--- begin ---

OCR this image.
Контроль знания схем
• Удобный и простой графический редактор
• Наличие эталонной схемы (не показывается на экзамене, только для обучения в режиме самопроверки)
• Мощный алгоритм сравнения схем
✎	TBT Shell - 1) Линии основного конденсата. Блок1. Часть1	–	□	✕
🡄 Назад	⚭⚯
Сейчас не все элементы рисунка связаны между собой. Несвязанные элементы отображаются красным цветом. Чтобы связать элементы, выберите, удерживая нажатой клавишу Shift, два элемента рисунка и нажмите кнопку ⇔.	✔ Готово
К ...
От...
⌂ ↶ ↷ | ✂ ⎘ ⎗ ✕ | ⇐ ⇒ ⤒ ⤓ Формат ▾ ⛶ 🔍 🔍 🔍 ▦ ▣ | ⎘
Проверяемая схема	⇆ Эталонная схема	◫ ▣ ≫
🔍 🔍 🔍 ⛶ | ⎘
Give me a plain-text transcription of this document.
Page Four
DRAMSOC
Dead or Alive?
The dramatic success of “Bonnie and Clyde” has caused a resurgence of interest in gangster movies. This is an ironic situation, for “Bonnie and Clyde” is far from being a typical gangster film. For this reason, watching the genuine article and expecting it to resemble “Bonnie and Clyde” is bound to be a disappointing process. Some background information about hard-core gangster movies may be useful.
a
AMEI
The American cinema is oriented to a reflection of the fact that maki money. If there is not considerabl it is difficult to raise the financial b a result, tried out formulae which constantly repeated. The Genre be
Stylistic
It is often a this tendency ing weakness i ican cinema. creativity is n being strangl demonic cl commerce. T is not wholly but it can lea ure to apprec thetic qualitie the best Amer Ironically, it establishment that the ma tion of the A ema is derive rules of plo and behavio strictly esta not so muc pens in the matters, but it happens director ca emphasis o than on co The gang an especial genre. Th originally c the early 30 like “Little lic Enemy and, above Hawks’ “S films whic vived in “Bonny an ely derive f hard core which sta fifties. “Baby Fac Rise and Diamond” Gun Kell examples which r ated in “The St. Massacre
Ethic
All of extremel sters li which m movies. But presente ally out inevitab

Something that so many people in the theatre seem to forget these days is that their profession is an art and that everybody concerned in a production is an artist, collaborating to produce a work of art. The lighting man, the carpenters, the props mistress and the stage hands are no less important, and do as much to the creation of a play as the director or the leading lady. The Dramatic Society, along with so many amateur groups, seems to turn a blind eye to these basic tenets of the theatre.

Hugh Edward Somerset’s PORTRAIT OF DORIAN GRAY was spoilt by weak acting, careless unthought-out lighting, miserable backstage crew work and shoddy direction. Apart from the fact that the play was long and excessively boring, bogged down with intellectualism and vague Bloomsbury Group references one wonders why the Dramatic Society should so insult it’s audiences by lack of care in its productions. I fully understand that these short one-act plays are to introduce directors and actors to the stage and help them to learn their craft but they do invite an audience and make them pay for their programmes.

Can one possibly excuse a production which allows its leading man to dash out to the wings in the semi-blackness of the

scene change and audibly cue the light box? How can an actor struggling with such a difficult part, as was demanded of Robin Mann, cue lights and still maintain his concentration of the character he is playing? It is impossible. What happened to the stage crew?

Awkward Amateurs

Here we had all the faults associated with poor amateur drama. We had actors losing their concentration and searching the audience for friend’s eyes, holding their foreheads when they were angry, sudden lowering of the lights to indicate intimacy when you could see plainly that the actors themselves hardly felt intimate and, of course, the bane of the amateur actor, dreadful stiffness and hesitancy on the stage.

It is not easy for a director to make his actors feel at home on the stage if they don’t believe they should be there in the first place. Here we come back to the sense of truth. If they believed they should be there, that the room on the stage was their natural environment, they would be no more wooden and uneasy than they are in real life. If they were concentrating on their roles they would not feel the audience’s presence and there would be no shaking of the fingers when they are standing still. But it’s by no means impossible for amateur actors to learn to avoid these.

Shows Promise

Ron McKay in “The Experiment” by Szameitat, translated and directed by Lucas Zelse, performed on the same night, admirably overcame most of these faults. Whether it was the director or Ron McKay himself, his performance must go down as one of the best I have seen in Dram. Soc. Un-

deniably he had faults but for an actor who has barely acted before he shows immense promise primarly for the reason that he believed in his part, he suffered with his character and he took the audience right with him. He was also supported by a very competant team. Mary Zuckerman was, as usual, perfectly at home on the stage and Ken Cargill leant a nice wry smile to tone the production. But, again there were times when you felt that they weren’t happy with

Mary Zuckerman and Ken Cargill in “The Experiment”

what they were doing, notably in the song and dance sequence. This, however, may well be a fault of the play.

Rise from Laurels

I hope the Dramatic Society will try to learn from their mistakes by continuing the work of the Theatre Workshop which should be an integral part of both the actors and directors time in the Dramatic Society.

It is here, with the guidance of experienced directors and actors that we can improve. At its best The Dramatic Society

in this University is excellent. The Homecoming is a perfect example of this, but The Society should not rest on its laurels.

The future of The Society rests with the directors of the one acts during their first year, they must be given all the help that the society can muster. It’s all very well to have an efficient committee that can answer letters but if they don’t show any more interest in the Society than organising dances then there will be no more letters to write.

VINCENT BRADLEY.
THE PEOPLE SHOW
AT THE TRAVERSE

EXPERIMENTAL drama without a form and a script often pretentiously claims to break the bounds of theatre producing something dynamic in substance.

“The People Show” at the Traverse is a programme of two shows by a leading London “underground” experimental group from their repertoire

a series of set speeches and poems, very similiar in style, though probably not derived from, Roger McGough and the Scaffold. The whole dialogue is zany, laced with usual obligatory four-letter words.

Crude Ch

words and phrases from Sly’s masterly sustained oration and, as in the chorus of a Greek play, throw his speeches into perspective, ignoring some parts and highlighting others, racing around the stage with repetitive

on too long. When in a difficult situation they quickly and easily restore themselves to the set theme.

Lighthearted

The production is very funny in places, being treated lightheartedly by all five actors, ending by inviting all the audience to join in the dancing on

--- end ---

### [REQUIRED TASK]
Find the count of lines in the data above where the string "words" occurs. Provide that number alone.

### [TASK OUTPUT]
2